* Begin Input material *

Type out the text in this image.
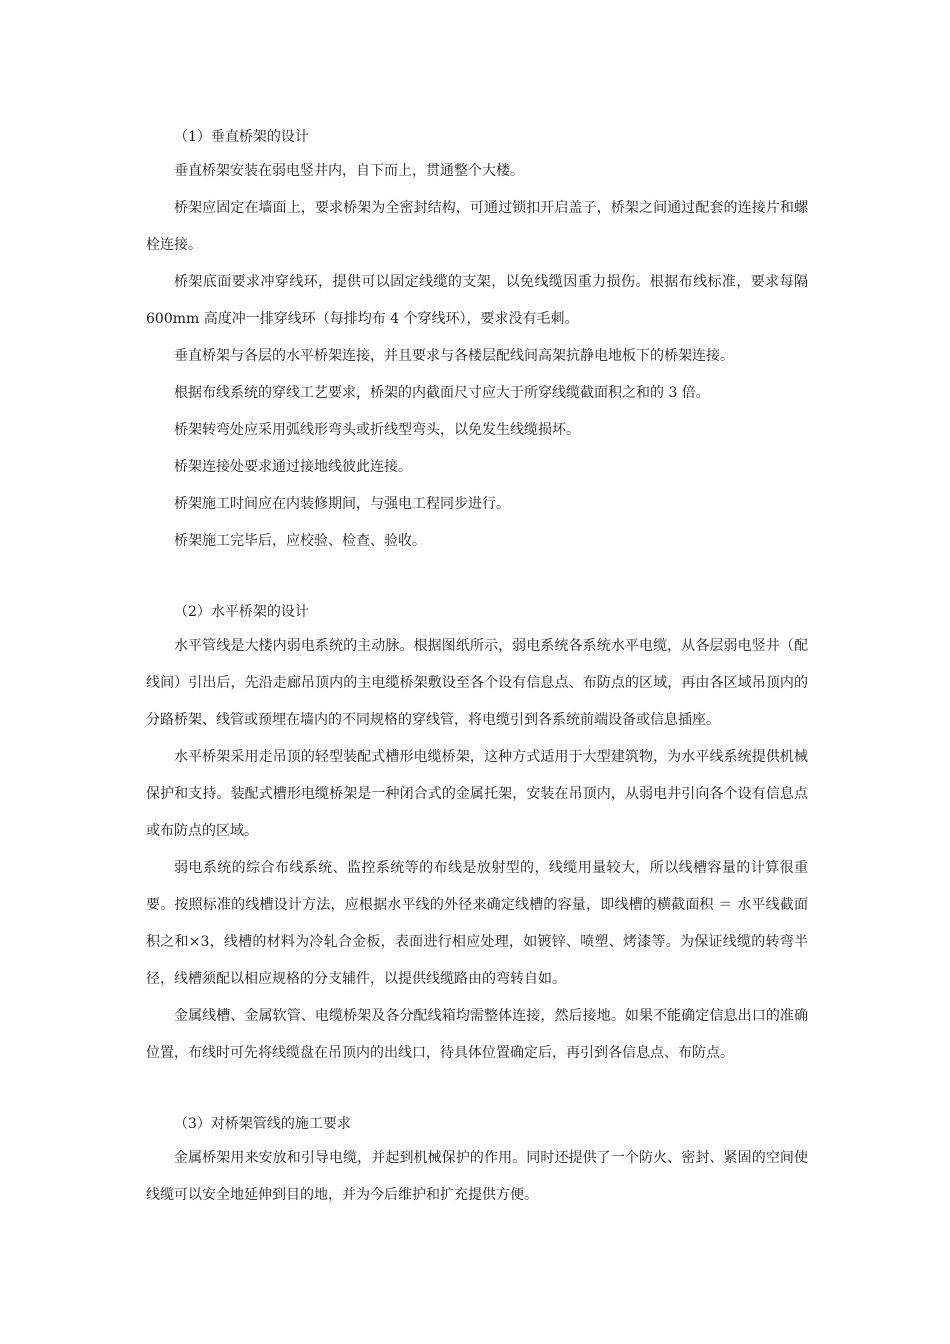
（1）垂直桥架的设计

垂直桥架安装在弱电竖井内，自下而上，贯通整个大楼。

桥架应固定在墙面上，要求桥架为全密封结构，可通过锁扣开启盖子，桥架之间通过配套的连接片和螺栓连接。

桥架底面要求冲穿线环，提供可以固定线缆的支架，以免线缆因重力损伤。根据布线标准，要求每隔600mm 高度冲一排穿线环（每排均布 4 个穿线环），要求没有毛刺。

垂直桥架与各层的水平桥架连接，并且要求与各楼层配线间高架抗静电地板下的桥架连接。

根据布线系统的穿线工艺要求，桥架的内截面尺寸应大于所穿线缆截面积之和的 3 倍。

桥架转弯处应采用弧线形弯头或折线型弯头，以免发生线缆损坏。

桥架连接处要求通过接地线彼此连接。

桥架施工时间应在内装修期间，与强电工程同步进行。

桥架施工完毕后，应校验、检查、验收。

（2）水平桥架的设计

水平管线是大楼内弱电系统的主动脉。根据图纸所示，弱电系统各系统水平电缆，从各层弱电竖井（配线间）引出后，先沿走廊吊顶内的主电缆桥架敷设至各个设有信息点、布防点的区域，再由各区域吊顶内的分路桥架、线管或预埋在墙内的不同规格的穿线管，将电缆引到各系统前端设备或信息插座。

水平桥架采用走吊顶的轻型装配式槽形电缆桥架，这种方式适用于大型建筑物，为水平线系统提供机械保护和支持。装配式槽形电缆桥架是一种闭合式的金属托架，安装在吊顶内，从弱电井引向各个设有信息点或布防点的区域。

弱电系统的综合布线系统、监控系统等的布线是放射型的，线缆用量较大，所以线槽容量的计算很重要。按照标准的线槽设计方法，应根据水平线的外径来确定线槽的容量，即线槽的横截面积 ＝ 水平线截面积之和×3，线槽的材料为冷轧合金板，表面进行相应处理，如镀锌、喷塑、烤漆等。为保证线缆的转弯半径，线槽须配以相应规格的分支辅件，以提供线缆路由的弯转自如。

金属线槽、金属软管、电缆桥架及各分配线箱均需整体连接，然后接地。如果不能确定信息出口的准确位置，布线时可先将线缆盘在吊顶内的出线口，待具体位置确定后，再引到各信息点、布防点。

（3）对桥架管线的施工要求

金属桥架用来安放和引导电缆，并起到机械保护的作用。同时还提供了一个防火、密封、紧固的空间使线缆可以安全地延伸到目的地，并为今后维护和扩充提供方便。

* End Input material *

--- Challenge ---
All of the entries need to be transcribed word for word; pictures are left out.

--- Finished task ---
Type out the text in this image.
（1）垂直桥架的设计

垂直桥架安装在弱电竖井内，自下而上，贯通整个大楼。

桥架应固定在墙面上，要求桥架为全密封结构，可通过锁扣开启盖子，桥架之间通过配套的连接片和螺栓连接。

桥架底面要求冲穿线环，提供可以固定线缆的支架，以免线缆因重力损伤。根据布线标准，要求每隔600mm 高度冲一排穿线环（每排均布 4 个穿线环），要求没有毛刺。

垂直桥架与各层的水平桥架连接，并且要求与各楼层配线间高架抗静电地板下的桥架连接。

根据布线系统的穿线工艺要求，桥架的内截面尺寸应大于所穿线缆截面积之和的 3 倍。

桥架转弯处应采用弧线形弯头或折线型弯头，以免发生线缆损坏。

桥架连接处要求通过接地线彼此连接。

桥架施工时间应在内装修期间，与强电工程同步进行。

桥架施工完毕后，应校验、检查、验收。

（2）水平桥架的设计

水平管线是大楼内弱电系统的主动脉。根据图纸所示，弱电系统各系统水平电缆，从各层弱电竖井（配线间）引出后，先沿走廊吊顶内的主电缆桥架敷设至各个设有信息点、布防点的区域，再由各区域吊顶内的分路桥架、线管或预埋在墙内的不同规格的穿线管，将电缆引到各系统前端设备或信息插座。

水平桥架采用走吊顶的轻型装配式槽形电缆桥架，这种方式适用于大型建筑物，为水平线系统提供机械保护和支持。装配式槽形电缆桥架是一种闭合式的金属托架，安装在吊顶内，从弱电井引向各个设有信息点或布防点的区域。

弱电系统的综合布线系统、监控系统等的布线是放射型的，线缆用量较大，所以线槽容量的计算很重要。按照标准的线槽设计方法，应根据水平线的外径来确定线槽的容量，即线槽的横截面积 ＝ 水平线截面积之和×3，线槽的材料为冷轧合金板，表面进行相应处理，如镀锌、喷塑、烤漆等。为保证线缆的转弯半径，线槽须配以相应规格的分支辅件，以提供线缆路由的弯转自如。

金属线槽、金属软管、电缆桥架及各分配线箱均需整体连接，然后接地。如果不能确定信息出口的准确位置，布线时可先将线缆盘在吊顶内的出线口，待具体位置确定后，再引到各信息点、布防点。

（3）对桥架管线的施工要求

金属桥架用来安放和引导电缆，并起到机械保护的作用。同时还提供了一个防火、密封、紧固的空间使线缆可以安全地延伸到目的地，并为今后维护和扩充提供方便。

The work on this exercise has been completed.